Quote the whole listing exactly. Leave the pictures out of your copy.

[Dataset records on visual material]
----
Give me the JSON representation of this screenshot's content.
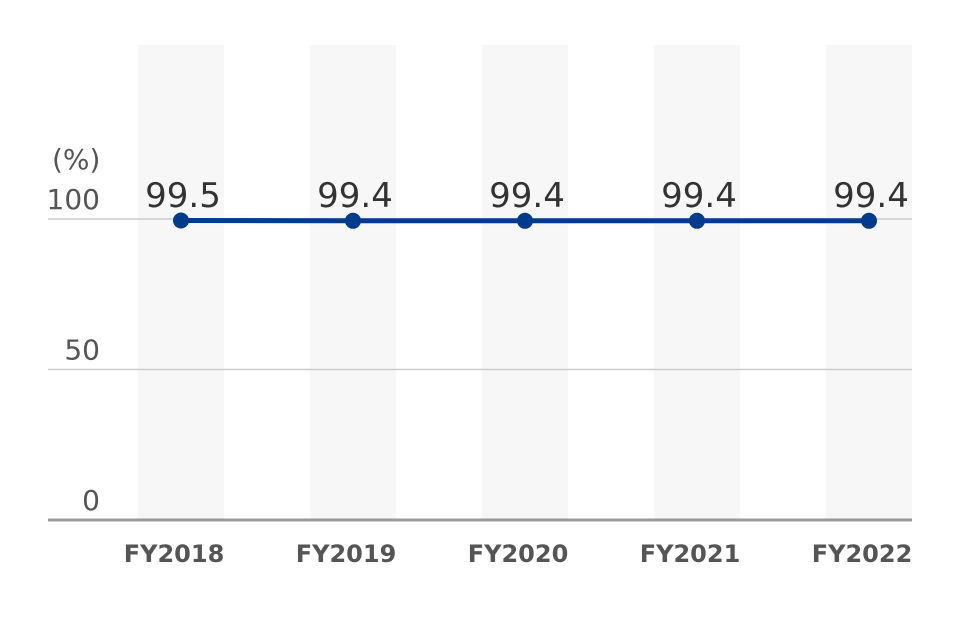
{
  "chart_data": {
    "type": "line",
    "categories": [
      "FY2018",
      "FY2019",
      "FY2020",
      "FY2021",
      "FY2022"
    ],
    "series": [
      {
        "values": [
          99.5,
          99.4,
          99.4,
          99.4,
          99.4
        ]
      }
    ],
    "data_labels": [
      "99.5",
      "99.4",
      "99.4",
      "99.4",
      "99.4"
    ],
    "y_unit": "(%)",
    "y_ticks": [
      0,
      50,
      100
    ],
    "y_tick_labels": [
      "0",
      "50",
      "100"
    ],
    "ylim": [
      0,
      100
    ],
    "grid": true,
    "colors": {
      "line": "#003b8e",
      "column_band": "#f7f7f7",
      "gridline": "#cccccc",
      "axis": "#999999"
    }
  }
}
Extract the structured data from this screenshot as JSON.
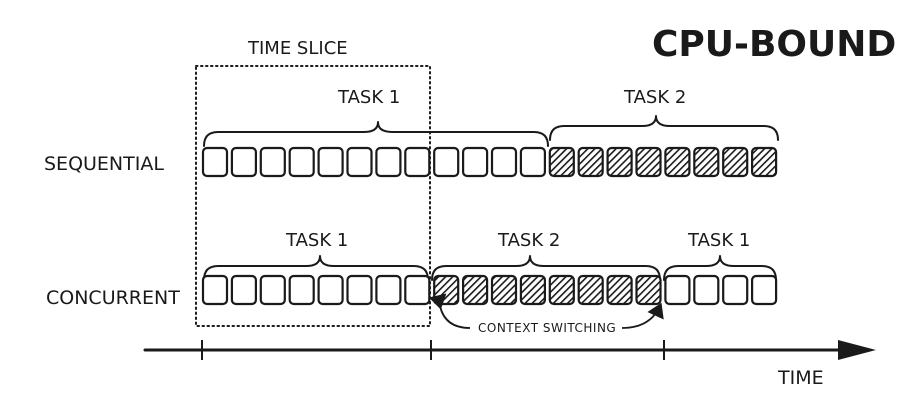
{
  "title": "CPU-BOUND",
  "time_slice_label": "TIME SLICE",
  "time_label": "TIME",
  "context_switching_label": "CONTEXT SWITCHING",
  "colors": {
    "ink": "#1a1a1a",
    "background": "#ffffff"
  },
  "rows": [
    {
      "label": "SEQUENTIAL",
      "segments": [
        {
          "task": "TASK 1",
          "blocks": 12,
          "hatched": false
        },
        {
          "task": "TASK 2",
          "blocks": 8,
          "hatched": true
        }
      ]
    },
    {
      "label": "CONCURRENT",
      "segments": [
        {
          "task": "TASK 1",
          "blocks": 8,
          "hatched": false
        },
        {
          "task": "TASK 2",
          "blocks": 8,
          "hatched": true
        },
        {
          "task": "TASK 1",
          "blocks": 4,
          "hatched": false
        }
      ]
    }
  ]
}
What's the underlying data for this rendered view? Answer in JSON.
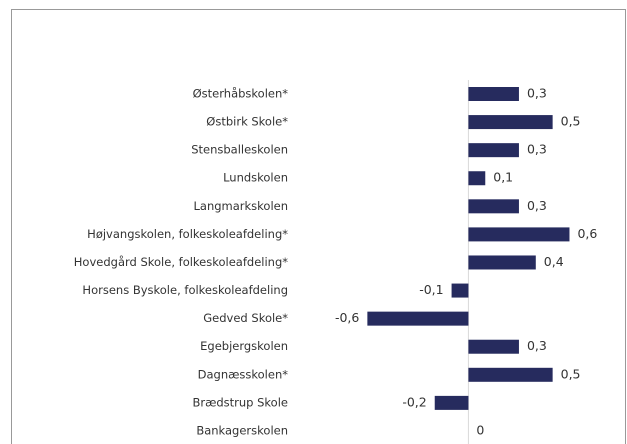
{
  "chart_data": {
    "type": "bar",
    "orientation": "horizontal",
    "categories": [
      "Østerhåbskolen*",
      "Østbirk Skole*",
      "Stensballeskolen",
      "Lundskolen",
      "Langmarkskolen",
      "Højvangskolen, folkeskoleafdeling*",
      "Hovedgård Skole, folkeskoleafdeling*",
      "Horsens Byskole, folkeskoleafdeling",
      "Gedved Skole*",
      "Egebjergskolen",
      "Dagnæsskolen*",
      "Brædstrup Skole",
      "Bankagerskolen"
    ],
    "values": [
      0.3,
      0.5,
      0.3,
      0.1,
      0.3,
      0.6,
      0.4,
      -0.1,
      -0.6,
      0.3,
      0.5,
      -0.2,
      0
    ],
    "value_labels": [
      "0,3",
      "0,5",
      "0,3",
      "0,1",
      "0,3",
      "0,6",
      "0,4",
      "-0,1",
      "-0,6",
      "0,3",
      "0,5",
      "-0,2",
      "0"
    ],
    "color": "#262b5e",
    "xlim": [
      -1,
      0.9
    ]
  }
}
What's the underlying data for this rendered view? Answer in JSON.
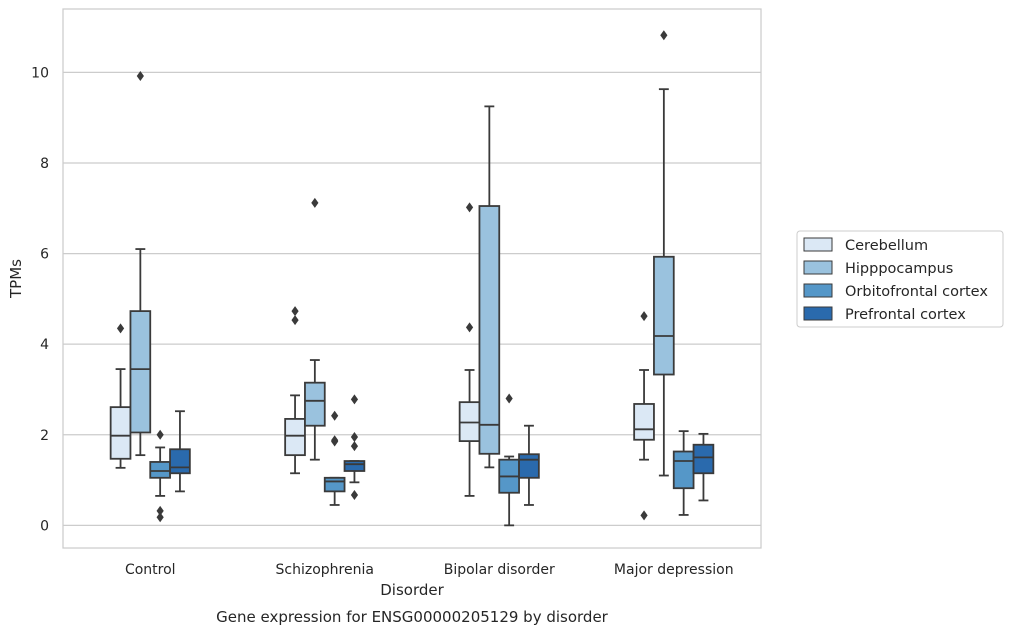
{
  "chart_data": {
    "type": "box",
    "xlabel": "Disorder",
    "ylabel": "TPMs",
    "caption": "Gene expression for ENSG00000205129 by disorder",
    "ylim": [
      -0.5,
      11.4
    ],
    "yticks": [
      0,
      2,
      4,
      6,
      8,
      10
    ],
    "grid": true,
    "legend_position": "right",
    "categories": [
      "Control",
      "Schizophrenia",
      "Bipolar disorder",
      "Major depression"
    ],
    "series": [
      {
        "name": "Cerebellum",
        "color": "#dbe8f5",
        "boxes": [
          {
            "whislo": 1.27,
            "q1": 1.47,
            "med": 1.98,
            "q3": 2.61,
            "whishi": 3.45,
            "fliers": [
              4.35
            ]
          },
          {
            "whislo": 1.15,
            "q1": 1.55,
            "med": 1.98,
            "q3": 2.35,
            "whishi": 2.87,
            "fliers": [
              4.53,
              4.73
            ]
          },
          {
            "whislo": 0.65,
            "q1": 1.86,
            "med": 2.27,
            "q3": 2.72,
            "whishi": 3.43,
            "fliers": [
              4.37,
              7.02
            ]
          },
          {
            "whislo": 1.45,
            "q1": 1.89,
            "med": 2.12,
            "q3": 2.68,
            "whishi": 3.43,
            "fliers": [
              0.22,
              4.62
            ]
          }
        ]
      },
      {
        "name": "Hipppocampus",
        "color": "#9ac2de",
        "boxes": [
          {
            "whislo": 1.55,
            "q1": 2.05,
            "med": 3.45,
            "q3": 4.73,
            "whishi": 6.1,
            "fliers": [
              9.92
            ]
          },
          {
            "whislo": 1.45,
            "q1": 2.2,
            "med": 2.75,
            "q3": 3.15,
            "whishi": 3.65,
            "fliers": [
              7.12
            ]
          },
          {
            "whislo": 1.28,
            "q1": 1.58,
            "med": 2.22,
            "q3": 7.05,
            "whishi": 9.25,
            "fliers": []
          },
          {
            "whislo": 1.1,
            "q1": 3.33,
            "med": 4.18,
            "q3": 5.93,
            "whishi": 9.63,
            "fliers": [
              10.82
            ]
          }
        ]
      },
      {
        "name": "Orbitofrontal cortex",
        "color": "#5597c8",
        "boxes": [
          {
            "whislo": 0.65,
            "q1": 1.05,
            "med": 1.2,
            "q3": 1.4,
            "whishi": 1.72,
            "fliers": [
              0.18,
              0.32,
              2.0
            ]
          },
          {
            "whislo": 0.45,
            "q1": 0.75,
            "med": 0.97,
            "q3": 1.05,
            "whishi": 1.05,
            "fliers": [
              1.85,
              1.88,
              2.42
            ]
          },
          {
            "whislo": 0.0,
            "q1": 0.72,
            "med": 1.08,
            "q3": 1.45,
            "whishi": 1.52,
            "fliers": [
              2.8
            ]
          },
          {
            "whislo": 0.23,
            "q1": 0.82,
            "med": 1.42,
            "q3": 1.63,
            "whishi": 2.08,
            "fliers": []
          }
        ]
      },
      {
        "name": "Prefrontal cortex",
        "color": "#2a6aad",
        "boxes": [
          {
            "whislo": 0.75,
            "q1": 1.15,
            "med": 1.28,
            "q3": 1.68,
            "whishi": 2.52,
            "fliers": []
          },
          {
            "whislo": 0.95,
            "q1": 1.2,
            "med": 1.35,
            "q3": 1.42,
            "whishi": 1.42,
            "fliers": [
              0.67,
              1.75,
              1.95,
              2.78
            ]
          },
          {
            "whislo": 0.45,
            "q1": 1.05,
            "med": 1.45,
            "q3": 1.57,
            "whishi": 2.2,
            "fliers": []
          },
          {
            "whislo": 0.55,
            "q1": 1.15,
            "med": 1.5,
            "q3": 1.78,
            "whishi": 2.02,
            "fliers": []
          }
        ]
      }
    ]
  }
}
----
**Solved exercise**.
Give me the JSON representation of this screenshot's content.
{
  "chart_data": {
    "type": "line",
    "categories": [
      "FY2018",
      "FY2019",
      "FY2020",
      "FY2021",
      "FY2022"
    ],
    "series": [
      {
        "values": [
          99.5,
          99.4,
          99.4,
          99.4,
          99.4
        ]
      }
    ],
    "data_labels": [
      "99.5",
      "99.4",
      "99.4",
      "99.4",
      "99.4"
    ],
    "y_unit": "(%)",
    "y_ticks": [
      0,
      50,
      100
    ],
    "y_tick_labels": [
      "0",
      "50",
      "100"
    ],
    "ylim": [
      0,
      100
    ],
    "grid": true,
    "colors": {
      "line": "#003b8e",
      "column_band": "#f7f7f7",
      "gridline": "#cccccc",
      "axis": "#999999"
    }
  }
}
Extract the structured data from this screenshot as JSON.
{
  "title": "CPU-BOUND",
  "time_slice_label": "TIME SLICE",
  "time_label": "TIME",
  "context_switching_label": "CONTEXT SWITCHING",
  "colors": {
    "ink": "#1a1a1a",
    "background": "#ffffff"
  },
  "rows": [
    {
      "label": "SEQUENTIAL",
      "segments": [
        {
          "task": "TASK 1",
          "blocks": 12,
          "hatched": false
        },
        {
          "task": "TASK 2",
          "blocks": 8,
          "hatched": true
        }
      ]
    },
    {
      "label": "CONCURRENT",
      "segments": [
        {
          "task": "TASK 1",
          "blocks": 8,
          "hatched": false
        },
        {
          "task": "TASK 2",
          "blocks": 8,
          "hatched": true
        },
        {
          "task": "TASK 1",
          "blocks": 4,
          "hatched": false
        }
      ]
    }
  ]
}
What's the underlying data for this rendered view? Answer in JSON.
{
  "chart_data": {
    "type": "bar",
    "orientation": "horizontal",
    "categories": [
      "Østerhåbskolen*",
      "Østbirk Skole*",
      "Stensballeskolen",
      "Lundskolen",
      "Langmarkskolen",
      "Højvangskolen, folkeskoleafdeling*",
      "Hovedgård Skole, folkeskoleafdeling*",
      "Horsens Byskole, folkeskoleafdeling",
      "Gedved Skole*",
      "Egebjergskolen",
      "Dagnæsskolen*",
      "Brædstrup Skole",
      "Bankagerskolen"
    ],
    "values": [
      0.3,
      0.5,
      0.3,
      0.1,
      0.3,
      0.6,
      0.4,
      -0.1,
      -0.6,
      0.3,
      0.5,
      -0.2,
      0
    ],
    "value_labels": [
      "0,3",
      "0,5",
      "0,3",
      "0,1",
      "0,3",
      "0,6",
      "0,4",
      "-0,1",
      "-0,6",
      "0,3",
      "0,5",
      "-0,2",
      "0"
    ],
    "color": "#262b5e",
    "xlim": [
      -1,
      0.9
    ]
  }
}
What's the underlying data for this rendered view? Answer in JSON.
{
  "chart_data": {
    "type": "box",
    "xlabel": "Disorder",
    "ylabel": "TPMs",
    "caption": "Gene expression for ENSG00000205129 by disorder",
    "ylim": [
      -0.5,
      11.4
    ],
    "yticks": [
      0,
      2,
      4,
      6,
      8,
      10
    ],
    "grid": true,
    "legend_position": "right",
    "categories": [
      "Control",
      "Schizophrenia",
      "Bipolar disorder",
      "Major depression"
    ],
    "series": [
      {
        "name": "Cerebellum",
        "color": "#dbe8f5",
        "boxes": [
          {
            "whislo": 1.27,
            "q1": 1.47,
            "med": 1.98,
            "q3": 2.61,
            "whishi": 3.45,
            "fliers": [
              4.35
            ]
          },
          {
            "whislo": 1.15,
            "q1": 1.55,
            "med": 1.98,
            "q3": 2.35,
            "whishi": 2.87,
            "fliers": [
              4.53,
              4.73
            ]
          },
          {
            "whislo": 0.65,
            "q1": 1.86,
            "med": 2.27,
            "q3": 2.72,
            "whishi": 3.43,
            "fliers": [
              4.37,
              7.02
            ]
          },
          {
            "whislo": 1.45,
            "q1": 1.89,
            "med": 2.12,
            "q3": 2.68,
            "whishi": 3.43,
            "fliers": [
              0.22,
              4.62
            ]
          }
        ]
      },
      {
        "name": "Hipppocampus",
        "color": "#9ac2de",
        "boxes": [
          {
            "whislo": 1.55,
            "q1": 2.05,
            "med": 3.45,
            "q3": 4.73,
            "whishi": 6.1,
            "fliers": [
              9.92
            ]
          },
          {
            "whislo": 1.45,
            "q1": 2.2,
            "med": 2.75,
            "q3": 3.15,
            "whishi": 3.65,
            "fliers": [
              7.12
            ]
          },
          {
            "whislo": 1.28,
            "q1": 1.58,
            "med": 2.22,
            "q3": 7.05,
            "whishi": 9.25,
            "fliers": []
          },
          {
            "whislo": 1.1,
            "q1": 3.33,
            "med": 4.18,
            "q3": 5.93,
            "whishi": 9.63,
            "fliers": [
              10.82
            ]
          }
        ]
      },
      {
        "name": "Orbitofrontal cortex",
        "color": "#5597c8",
        "boxes": [
          {
            "whislo": 0.65,
            "q1": 1.05,
            "med": 1.2,
            "q3": 1.4,
            "whishi": 1.72,
            "fliers": [
              0.18,
              0.32,
              2.0
            ]
          },
          {
            "whislo": 0.45,
            "q1": 0.75,
            "med": 0.97,
            "q3": 1.05,
            "whishi": 1.05,
            "fliers": [
              1.85,
              1.88,
              2.42
            ]
          },
          {
            "whislo": 0.0,
            "q1": 0.72,
            "med": 1.08,
            "q3": 1.45,
            "whishi": 1.52,
            "fliers": [
              2.8
            ]
          },
          {
            "whislo": 0.23,
            "q1": 0.82,
            "med": 1.42,
            "q3": 1.63,
            "whishi": 2.08,
            "fliers": []
          }
        ]
      },
      {
        "name": "Prefrontal cortex",
        "color": "#2a6aad",
        "boxes": [
          {
            "whislo": 0.75,
            "q1": 1.15,
            "med": 1.28,
            "q3": 1.68,
            "whishi": 2.52,
            "fliers": []
          },
          {
            "whislo": 0.95,
            "q1": 1.2,
            "med": 1.35,
            "q3": 1.42,
            "whishi": 1.42,
            "fliers": [
              0.67,
              1.75,
              1.95,
              2.78
            ]
          },
          {
            "whislo": 0.45,
            "q1": 1.05,
            "med": 1.45,
            "q3": 1.57,
            "whishi": 2.2,
            "fliers": []
          },
          {
            "whislo": 0.55,
            "q1": 1.15,
            "med": 1.5,
            "q3": 1.78,
            "whishi": 2.02,
            "fliers": []
          }
        ]
      }
    ]
  }
}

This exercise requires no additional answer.